WHAT TO DO: Rewrite every row below with "legend-label" replaced by "legend-entry" wherever it occurs, leaving everything else unchanged. Omit the pictures from your answer.

GIVEN RECORDS:
* Start *

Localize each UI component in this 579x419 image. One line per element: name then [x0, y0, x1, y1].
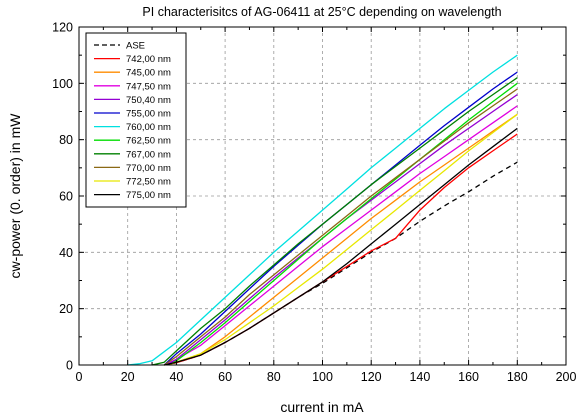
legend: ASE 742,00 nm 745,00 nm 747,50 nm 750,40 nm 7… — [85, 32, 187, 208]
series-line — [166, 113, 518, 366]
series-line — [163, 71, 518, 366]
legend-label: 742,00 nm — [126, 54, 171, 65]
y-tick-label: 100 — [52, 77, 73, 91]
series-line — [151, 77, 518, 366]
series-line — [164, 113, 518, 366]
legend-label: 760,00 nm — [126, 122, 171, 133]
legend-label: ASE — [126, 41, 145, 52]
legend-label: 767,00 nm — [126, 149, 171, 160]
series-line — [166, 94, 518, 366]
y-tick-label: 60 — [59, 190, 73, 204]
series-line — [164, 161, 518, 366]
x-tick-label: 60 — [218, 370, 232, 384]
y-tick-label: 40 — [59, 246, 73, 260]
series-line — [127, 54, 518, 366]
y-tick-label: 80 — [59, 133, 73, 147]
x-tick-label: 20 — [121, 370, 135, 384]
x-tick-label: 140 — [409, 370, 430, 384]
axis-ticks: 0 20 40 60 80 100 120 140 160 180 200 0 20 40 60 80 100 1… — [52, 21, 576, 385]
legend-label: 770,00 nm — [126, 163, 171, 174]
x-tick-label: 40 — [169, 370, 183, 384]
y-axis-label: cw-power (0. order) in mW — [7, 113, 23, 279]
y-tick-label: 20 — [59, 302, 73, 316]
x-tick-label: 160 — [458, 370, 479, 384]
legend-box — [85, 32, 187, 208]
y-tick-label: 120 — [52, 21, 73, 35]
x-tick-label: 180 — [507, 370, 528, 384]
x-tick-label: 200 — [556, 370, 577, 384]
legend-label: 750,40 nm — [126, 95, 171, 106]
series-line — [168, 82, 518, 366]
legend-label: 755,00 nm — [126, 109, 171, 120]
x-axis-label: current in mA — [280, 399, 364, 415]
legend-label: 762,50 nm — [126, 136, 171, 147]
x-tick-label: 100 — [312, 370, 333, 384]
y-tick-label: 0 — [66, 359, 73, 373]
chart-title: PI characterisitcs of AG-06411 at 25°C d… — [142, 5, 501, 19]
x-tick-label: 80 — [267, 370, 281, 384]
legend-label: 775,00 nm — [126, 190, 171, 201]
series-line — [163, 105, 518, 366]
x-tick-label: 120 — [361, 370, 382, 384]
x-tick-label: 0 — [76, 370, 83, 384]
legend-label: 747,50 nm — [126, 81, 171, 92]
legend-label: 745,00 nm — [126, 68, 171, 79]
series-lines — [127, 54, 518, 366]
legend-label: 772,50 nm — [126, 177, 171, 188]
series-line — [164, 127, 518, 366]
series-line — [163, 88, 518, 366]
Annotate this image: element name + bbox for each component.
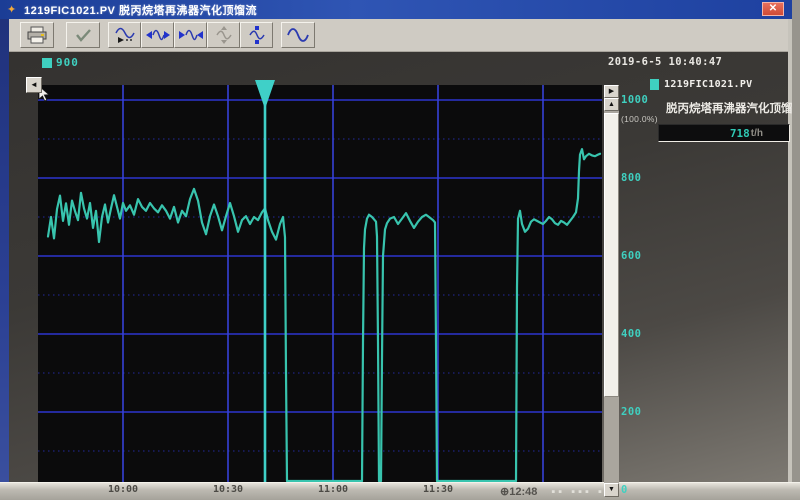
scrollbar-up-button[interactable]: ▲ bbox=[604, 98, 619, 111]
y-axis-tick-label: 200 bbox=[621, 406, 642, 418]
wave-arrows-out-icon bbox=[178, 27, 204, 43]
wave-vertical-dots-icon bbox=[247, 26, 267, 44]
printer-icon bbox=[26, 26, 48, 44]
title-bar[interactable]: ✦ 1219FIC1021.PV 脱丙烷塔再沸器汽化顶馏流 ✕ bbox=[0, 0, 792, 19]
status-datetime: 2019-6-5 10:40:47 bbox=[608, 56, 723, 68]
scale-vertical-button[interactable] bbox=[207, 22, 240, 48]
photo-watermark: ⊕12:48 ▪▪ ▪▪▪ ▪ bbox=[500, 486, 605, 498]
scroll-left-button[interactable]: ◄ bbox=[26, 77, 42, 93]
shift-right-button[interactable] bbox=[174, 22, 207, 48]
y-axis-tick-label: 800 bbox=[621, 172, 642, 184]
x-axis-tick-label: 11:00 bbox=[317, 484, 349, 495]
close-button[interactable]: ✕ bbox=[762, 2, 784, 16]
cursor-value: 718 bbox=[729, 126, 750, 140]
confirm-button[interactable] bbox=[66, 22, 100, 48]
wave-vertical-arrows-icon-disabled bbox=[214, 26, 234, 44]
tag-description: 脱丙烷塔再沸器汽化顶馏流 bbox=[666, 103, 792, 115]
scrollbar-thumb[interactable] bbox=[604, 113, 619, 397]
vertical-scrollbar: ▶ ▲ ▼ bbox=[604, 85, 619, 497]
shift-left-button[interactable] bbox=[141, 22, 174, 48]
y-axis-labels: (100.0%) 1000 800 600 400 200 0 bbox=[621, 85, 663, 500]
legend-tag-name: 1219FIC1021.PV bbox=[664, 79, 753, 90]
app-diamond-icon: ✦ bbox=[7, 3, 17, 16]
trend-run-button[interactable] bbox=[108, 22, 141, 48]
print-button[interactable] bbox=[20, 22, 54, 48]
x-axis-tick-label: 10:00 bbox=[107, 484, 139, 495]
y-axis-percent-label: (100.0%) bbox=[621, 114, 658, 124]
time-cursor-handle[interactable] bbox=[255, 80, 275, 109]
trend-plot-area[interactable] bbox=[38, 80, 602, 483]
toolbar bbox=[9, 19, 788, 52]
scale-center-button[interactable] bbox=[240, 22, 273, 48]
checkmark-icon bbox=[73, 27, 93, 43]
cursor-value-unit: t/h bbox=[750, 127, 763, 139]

* End *

OUTPUT OF THE EXERCISE:
Localize each UI component in this 579x419 image. One line per element: name then [x0, y0, x1, y1].
legend: ASE 742,00 nm 745,00 nm 747,50 nm 750,40 nm 7… — [85, 32, 187, 208]
series-line — [166, 113, 518, 366]
series-line — [163, 71, 518, 366]
legend-entry: 742,00 nm — [126, 54, 171, 65]
y-tick-label: 100 — [52, 77, 73, 91]
series-line — [151, 77, 518, 366]
series-line — [164, 113, 518, 366]
legend-entry: 760,00 nm — [126, 122, 171, 133]
legend-entry: ASE — [126, 41, 145, 52]
legend-entry: 767,00 nm — [126, 149, 171, 160]
series-line — [166, 94, 518, 366]
y-tick-label: 60 — [59, 190, 73, 204]
series-line — [164, 161, 518, 366]
x-tick-label: 60 — [218, 370, 232, 384]
y-tick-label: 40 — [59, 246, 73, 260]
series-line — [127, 54, 518, 366]
y-tick-label: 80 — [59, 133, 73, 147]
x-tick-label: 20 — [121, 370, 135, 384]
x-tick-label: 140 — [409, 370, 430, 384]
axis-ticks: 0 20 40 60 80 100 120 140 160 180 200 0 20 40 60 80 100 1… — [52, 21, 576, 385]
legend-entry: 770,00 nm — [126, 163, 171, 174]
x-tick-label: 40 — [169, 370, 183, 384]
y-axis-label: cw-power (0. order) in mW — [7, 113, 23, 279]
y-tick-label: 20 — [59, 302, 73, 316]
x-tick-label: 160 — [458, 370, 479, 384]
legend-box — [85, 32, 187, 208]
y-tick-label: 120 — [52, 21, 73, 35]
x-tick-label: 180 — [507, 370, 528, 384]
x-tick-label: 200 — [556, 370, 577, 384]
legend-entry: 750,40 nm — [126, 95, 171, 106]
series-line — [168, 82, 518, 366]
legend-entry: 755,00 nm — [126, 109, 171, 120]
x-axis-label: current in mA — [280, 399, 364, 415]
legend-entry: 762,50 nm — [126, 136, 171, 147]
x-tick-label: 100 — [312, 370, 333, 384]
y-tick-label: 0 — [66, 359, 73, 373]
chart-title: PI characterisitcs of AG-06411 at 25°C d… — [142, 5, 501, 19]
x-tick-label: 80 — [267, 370, 281, 384]
legend-entry: 775,00 nm — [126, 190, 171, 201]
series-line — [163, 105, 518, 366]
x-tick-label: 120 — [361, 370, 382, 384]
x-tick-label: 0 — [76, 370, 83, 384]
legend-entry: 747,50 nm — [126, 81, 171, 92]
legend-entry: 745,00 nm — [126, 68, 171, 79]
series-lines — [127, 54, 518, 366]
legend-entry: 772,50 nm — [126, 177, 171, 188]
series-line — [164, 127, 518, 366]
series-line — [163, 88, 518, 366]
Annotate this image: element name + bbox for each component.
scrollbar-up-button[interactable]: ▲ bbox=[604, 98, 619, 111]
y-axis-tick-label: 200 bbox=[621, 406, 642, 418]
wave-arrows-out-icon bbox=[178, 27, 204, 43]
wave-vertical-dots-icon bbox=[247, 26, 267, 44]
printer-icon bbox=[26, 26, 48, 44]
title-bar[interactable]: ✦ 1219FIC1021.PV 脱丙烷塔再沸器汽化顶馏流 ✕ bbox=[0, 0, 792, 19]
status-datetime: 2019-6-5 10:40:47 bbox=[608, 56, 723, 68]
scale-vertical-button[interactable] bbox=[207, 22, 240, 48]
photo-watermark: ⊕12:48 ▪▪ ▪▪▪ ▪ bbox=[500, 486, 605, 498]
scroll-left-button[interactable]: ◄ bbox=[26, 77, 42, 93]
shift-right-button[interactable] bbox=[174, 22, 207, 48]
y-axis-tick-label: 800 bbox=[621, 172, 642, 184]
x-axis-tick-label: 11:00 bbox=[317, 484, 349, 495]
close-button[interactable]: ✕ bbox=[762, 2, 784, 16]
cursor-value: 718 bbox=[729, 126, 750, 140]
confirm-button[interactable] bbox=[66, 22, 100, 48]
wave-vertical-arrows-icon-disabled bbox=[214, 26, 234, 44]
tag-description: 脱丙烷塔再沸器汽化顶馏流 bbox=[666, 103, 792, 115]
scrollbar-thumb[interactable] bbox=[604, 113, 619, 397]
vertical-scrollbar: ▶ ▲ ▼ bbox=[604, 85, 619, 497]
shift-left-button[interactable] bbox=[141, 22, 174, 48]
y-axis-labels: (100.0%) 1000 800 600 400 200 0 bbox=[621, 85, 663, 500]
legend-tag-name: 1219FIC1021.PV bbox=[664, 79, 753, 90]
app-diamond-icon: ✦ bbox=[7, 3, 17, 16]
trend-run-button[interactable] bbox=[108, 22, 141, 48]
print-button[interactable] bbox=[20, 22, 54, 48]
x-axis-tick-label: 10:00 bbox=[107, 484, 139, 495]
y-axis-percent-label: (100.0%) bbox=[621, 114, 658, 124]
time-cursor-handle[interactable] bbox=[255, 80, 275, 109]
trend-plot-area[interactable] bbox=[38, 80, 602, 483]
toolbar bbox=[9, 19, 788, 52]
scale-center-button[interactable] bbox=[240, 22, 273, 48]
checkmark-icon bbox=[73, 27, 93, 43]
cursor-value-unit: t/h bbox=[750, 127, 763, 139]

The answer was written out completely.